■ **EXERCISE AIM**
Please write out all the data that follows exactly, without the pictures.

[Dataset records]
* * * *
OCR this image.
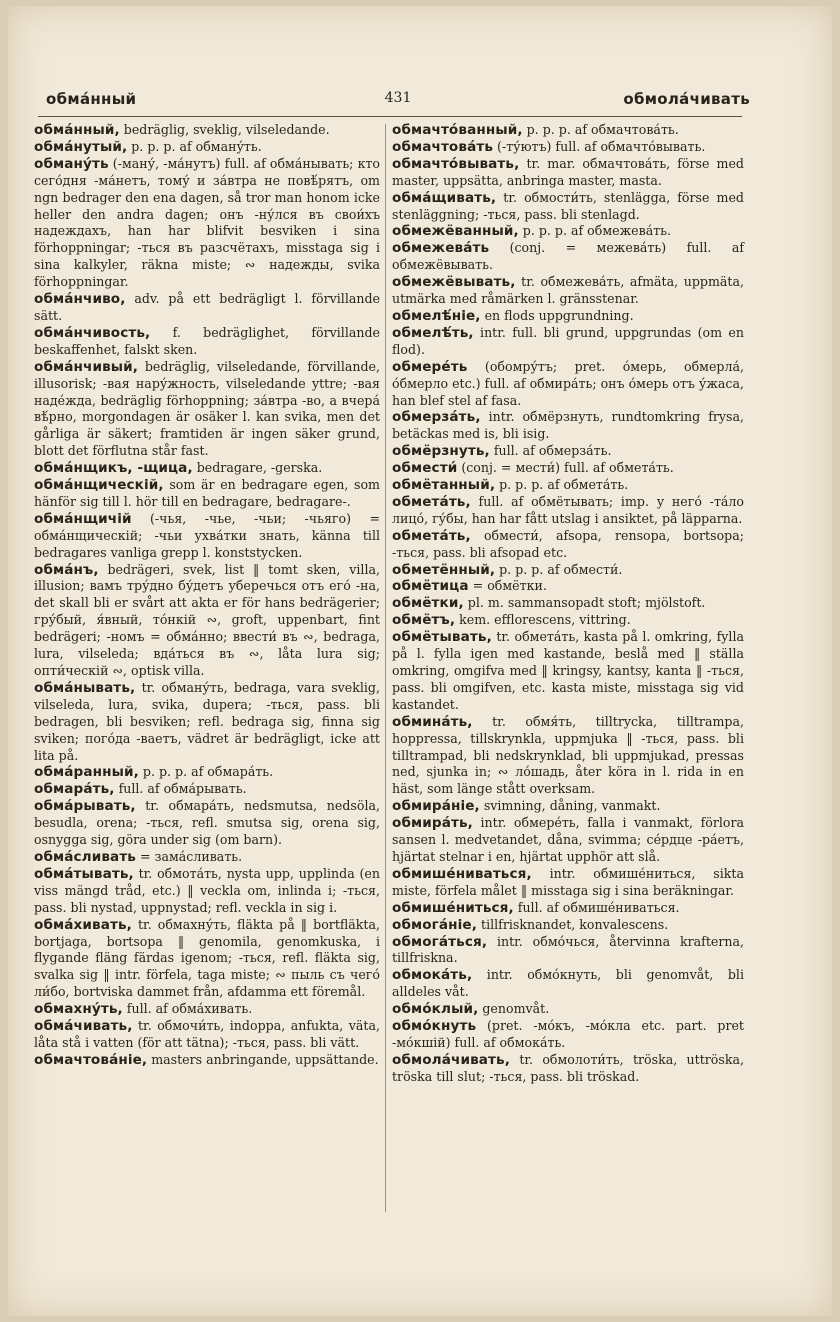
обма́нный	431	обмола́чивать

обма́нный, bedräglig, sveklig, vilseledande.

обма́нутый, p. p. p. af обману́ть.

обману́ть (-ману́, -ма́нутъ) full. af обма́нывать; кто сего́дня -ма́нетъ, тому́ и за́втра не повѣ́рятъ, om ngn bedrager den ena dagen, så tror man honom icke heller den andra dagen; онъ -ну́лся въ свои́хъ надеждахъ, han har blifvit besviken i sina förhoppningar; -ться въ разсчётахъ, misstaga sig i sina kalkyler, räkna miste; ∾ надежды, svika förhoppningar.

обма́нчиво, adv. på ett bedrägligt l. förvillande sätt.

обма́нчивость, f. bedräglighet, förvillande beskaffenhet, falskt sken.

обма́нчивый, bedräglig, vilseledande, förvillande, illusorisk; -вая нару́жность, vilseledande yttre; -вая наде́жда, bedräglig förhoppning; за́втра -во, а вчера́ вѣ́рно, morgondagen är osäker l. kan svika, men det gårliga är säkert; framtiden är ingen säker grund, blott det förflutna står fast.

обма́нщикъ, -щица, bedragare, -gerska.

обма́нщическій, som är en bedragare egen, som hänför sig till l. hör till en bedragare, bedragare-.

обма́нщичій (-чья, -чье, -чьи; -чьяго) = обма́нщическій; -чьи ухва́тки знать, känna till bedragares vanliga grepp l. konststycken.

обма́нъ, bedrägeri, svek, list ‖ tomt sken, villa, illusion; вамъ тру́дно бу́детъ уберечься отъ его́ -на, det skall bli er svårt att akta er för hans bedrägerier; гру́бый, я́вный, то́нкій ∾, groft, uppenbart, fint bedrägeri; -номъ = обма́нно; ввести́ въ ∾, bedraga, lura, vilseleda; вда́ться въ ∾, låta lura sig; опти́ческій ∾, optisk villa.

обма́нывать, tr. обману́ть, bedraga, vara sveklig, vilseleda, lura, svika, dupera; -ться, pass. bli bedragen, bli besviken; refl. bedraga sig, finna sig sviken; пого́да -ваетъ, vädret är bedrägligt, icke att lita på.

обма́ранный, p. p. p. af обмара́ть.

обмара́ть, full. af обма́рывать.

обма́рывать, tr. обмара́ть, nedsmutsa, nedsöla, besudla, orena; -ться, refl. smutsa sig, orena sig, osnygga sig, göra under sig (om barn).

обма́сливать = зама́сливать.

обма́тывать, tr. обмота́ть, nysta upp, upplinda (en viss mängd tråd, etc.) ‖ veckla om, inlinda i; -ться, pass. bli nystad, uppnystad; refl. veckla in sig i.

обма́хивать, tr. обмахну́ть, fläkta på ‖ bortfläkta, bortjaga, bortsopa ‖ genomila, genomkuska, i flygande fläng färdas igenom; -ться, refl. fläkta sig, svalka sig ‖ intr. förfela, taga miste; ∾ пыль съ чего́ ли́бо, bortviska dammet från, afdamma ett föremål.

обмахну́ть, full. af обма́хивать.

обма́чивать, tr. обмочи́ть, indoppa, anfukta, väta, låta stå i vatten (för att tätna); -ться, pass. bli vätt.

обмачтова́ніе, masters anbringande, uppsättande.

обмачто́ванный, p. p. p. af обмачтова́ть.

обмачтова́ть (-ту́ютъ) full. af обмачто́вывать.

обмачто́вывать, tr. mar. обмачтова́ть, förse med master, uppsätta, anbringa master, masta.

обма́щивать, tr. обмости́ть, stenlägga, förse med stenläggning; -ться, pass. bli stenlagd.

обмежёванный, p. p. p. af обмежева́ть.

обмежева́ть (conj. = межева́ть) full. af обмежёвывать.

обмежёвывать, tr. обмежева́ть, afmäta, uppmäta, utmärka med råmärken l. gränsstenar.

обмелѣ́ніе, en flods uppgrundning.

обмелѣ́ть, intr. full. bli grund, uppgrundas (om en flod).

обмере́ть (обомру́тъ; pret. о́мерь, обмерла́, о́бмерло etc.) full. af обмира́ть; онъ о́мерь отъ у́жаса, han blef stel af fasa.

обмерза́ть, intr. обмёрзнуть, rundtomkring frysa, betäckas med is, bli isig.

обмёрзнуть, full. af обмерза́ть.

обмести́ (conj. = мести́) full. af обмета́ть.

обмётанный, p. p. p. af обмета́ть.

обмета́ть, full. af обмётывать; imp. у него́ -та́ло лицо́, гу́бы, han har fått utslag i ansiktet, på läpparna.

обмета́ть, обмести́, afsopa, rensopa, bortsopa; -ться, pass. bli afsopad etc.

обметённый, p. p. p. af обмести́.

обмётица = обмётки.

обмётки, pl. m. sammansopadt stoft; mjölstoft.

обмётъ, kem. efflorescens, vittring.

обмётывать, tr. обмета́ть, kasta på l. omkring, fylla på l. fylla igen med kastande, beslå med ‖ ställa omkring, omgifva med ‖ kringsy, kantsy, kanta ‖ -ться, pass. bli omgifven, etc. kasta miste, misstaga sig vid kastandet.

обмина́ть, tr. обмя́ть, tilltrycka, tilltrampa, hoppressa, tillskrynkla, uppmjuka ‖ -ться, pass. bli tilltrampad, bli nedskrynklad, bli uppmjukad, pressas ned, sjunka in; ∾ ло́шадь, åter köra in l. rida in en häst, som länge stått overksam.

обмира́ніе, svimning, dåning, vanmakt.

обмира́ть, intr. обмере́ть, falla i vanmakt, förlora sansen l. medvetandet, dåna, svimma; се́рдце -ра́етъ, hjärtat stelnar i en, hjärtat upphör att slå.

обмише́ниваться, intr. обмише́ниться, sikta miste, förfela målet ‖ misstaga sig i sina beräkningar.

обмише́ниться, full. af обмише́ниваться.

обмога́ніе, tillfrisknandet, konvalescens.

обмога́ться, intr. обмо́чься, återvinna krafterna, tillfriskna.

обмока́ть, intr. обмо́кнуть, bli genomvåt, bli alldeles våt.

обмо́клый, genomvåt.

обмо́кнуть (pret. -мо́къ, -мо́кла etc. part. pret -мо́кшій) full. af обмока́ть.

обмола́чивать, tr. обмолоти́ть, tröska, uttröska, tröska till slut; -ться, pass. bli tröskad.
* * * *
■ **YOUR SOLUTION**
OCR this image.
обма́нный	431	обмола́чивать

обма́нный, bedräglig, sveklig, vilseledande.

обма́нутый, p. p. p. af обману́ть.

обману́ть (-ману́, -ма́нутъ) full. af обма́нывать; кто сего́дня -ма́нетъ, тому́ и за́втра не повѣ́рятъ, om ngn bedrager den ena dagen, så tror man honom icke heller den andra dagen; онъ -ну́лся въ свои́хъ надеждахъ, han har blifvit besviken i sina förhoppningar; -ться въ разсчётахъ, misstaga sig i sina kalkyler, räkna miste; ∾ надежды, svika förhoppningar.

обма́нчиво, adv. på ett bedrägligt l. förvillande sätt.

обма́нчивость, f. bedräglighet, förvillande beskaffenhet, falskt sken.

обма́нчивый, bedräglig, vilseledande, förvillande, illusorisk; -вая нару́жность, vilseledande yttre; -вая наде́жда, bedräglig förhoppning; за́втра -во, а вчера́ вѣ́рно, morgondagen är osäker l. kan svika, men det gårliga är säkert; framtiden är ingen säker grund, blott det förflutna står fast.

обма́нщикъ, -щица, bedragare, -gerska.

обма́нщическій, som är en bedragare egen, som hänför sig till l. hör till en bedragare, bedragare-.

обма́нщичій (-чья, -чье, -чьи; -чьяго) = обма́нщическій; -чьи ухва́тки знать, känna till bedragares vanliga grepp l. konststycken.

обма́нъ, bedrägeri, svek, list ‖ tomt sken, villa, illusion; вамъ тру́дно бу́детъ уберечься отъ его́ -на, det skall bli er svårt att akta er för hans bedrägerier; гру́бый, я́вный, то́нкій ∾, groft, uppenbart, fint bedrägeri; -номъ = обма́нно; ввести́ въ ∾, bedraga, lura, vilseleda; вда́ться въ ∾, låta lura sig; опти́ческій ∾, optisk villa.

обма́нывать, tr. обману́ть, bedraga, vara sveklig, vilseleda, lura, svika, dupera; -ться, pass. bli bedragen, bli besviken; refl. bedraga sig, finna sig sviken; пого́да -ваетъ, vädret är bedrägligt, icke att lita på.

обма́ранный, p. p. p. af обмара́ть.

обмара́ть, full. af обма́рывать.

обма́рывать, tr. обмара́ть, nedsmutsa, nedsöla, besudla, orena; -ться, refl. smutsa sig, orena sig, osnygga sig, göra under sig (om barn).

обма́сливать = зама́сливать.

обма́тывать, tr. обмота́ть, nysta upp, upplinda (en viss mängd tråd, etc.) ‖ veckla om, inlinda i; -ться, pass. bli nystad, uppnystad; refl. veckla in sig i.

обма́хивать, tr. обмахну́ть, fläkta på ‖ bortfläkta, bortjaga, bortsopa ‖ genomila, genomkuska, i flygande fläng färdas igenom; -ться, refl. fläkta sig, svalka sig ‖ intr. förfela, taga miste; ∾ пыль съ чего́ ли́бо, bortviska dammet från, afdamma ett föremål.

обмахну́ть, full. af обма́хивать.

обма́чивать, tr. обмочи́ть, indoppa, anfukta, väta, låta stå i vatten (för att tätna); -ться, pass. bli vätt.

обмачтова́ніе, masters anbringande, uppsättande.

обмачто́ванный, p. p. p. af обмачтова́ть.

обмачтова́ть (-ту́ютъ) full. af обмачто́вывать.

обмачто́вывать, tr. mar. обмачтова́ть, förse med master, uppsätta, anbringa master, masta.

обма́щивать, tr. обмости́ть, stenlägga, förse med stenläggning; -ться, pass. bli stenlagd.

обмежёванный, p. p. p. af обмежева́ть.

обмежева́ть (conj. = межева́ть) full. af обмежёвывать.

обмежёвывать, tr. обмежева́ть, afmäta, uppmäta, utmärka med råmärken l. gränsstenar.

обмелѣ́ніе, en flods uppgrundning.

обмелѣ́ть, intr. full. bli grund, uppgrundas (om en flod).

обмере́ть (обомру́тъ; pret. о́мерь, обмерла́, о́бмерло etc.) full. af обмира́ть; онъ о́мерь отъ у́жаса, han blef stel af fasa.

обмерза́ть, intr. обмёрзнуть, rundtomkring frysa, betäckas med is, bli isig.

обмёрзнуть, full. af обмерза́ть.

обмести́ (conj. = мести́) full. af обмета́ть.

обмётанный, p. p. p. af обмета́ть.

обмета́ть, full. af обмётывать; imp. у него́ -та́ло лицо́, гу́бы, han har fått utslag i ansiktet, på läpparna.

обмета́ть, обмести́, afsopa, rensopa, bortsopa; -ться, pass. bli afsopad etc.

обметённый, p. p. p. af обмести́.

обмётица = обмётки.

обмётки, pl. m. sammansopadt stoft; mjölstoft.

обмётъ, kem. efflorescens, vittring.

обмётывать, tr. обмета́ть, kasta på l. omkring, fylla på l. fylla igen med kastande, beslå med ‖ ställa omkring, omgifva med ‖ kringsy, kantsy, kanta ‖ -ться, pass. bli omgifven, etc. kasta miste, misstaga sig vid kastandet.

обмина́ть, tr. обмя́ть, tilltrycka, tilltrampa, hoppressa, tillskrynkla, uppmjuka ‖ -ться, pass. bli tilltrampad, bli nedskrynklad, bli uppmjukad, pressas ned, sjunka in; ∾ ло́шадь, åter köra in l. rida in en häst, som länge stått overksam.

обмира́ніе, svimning, dåning, vanmakt.

обмира́ть, intr. обмере́ть, falla i vanmakt, förlora sansen l. medvetandet, dåna, svimma; се́рдце -ра́етъ, hjärtat stelnar i en, hjärtat upphör att slå.

обмише́ниваться, intr. обмише́ниться, sikta miste, förfela målet ‖ misstaga sig i sina beräkningar.

обмише́ниться, full. af обмише́ниваться.

обмога́ніе, tillfrisknandet, konvalescens.

обмога́ться, intr. обмо́чься, återvinna krafterna, tillfriskna.

обмока́ть, intr. обмо́кнуть, bli genomvåt, bli alldeles våt.

обмо́клый, genomvåt.

обмо́кнуть (pret. -мо́къ, -мо́кла etc. part. pret -мо́кшій) full. af обмока́ть.

обмола́чивать, tr. обмолоти́ть, tröska, uttröska, tröska till slut; -ться, pass. bli tröskad.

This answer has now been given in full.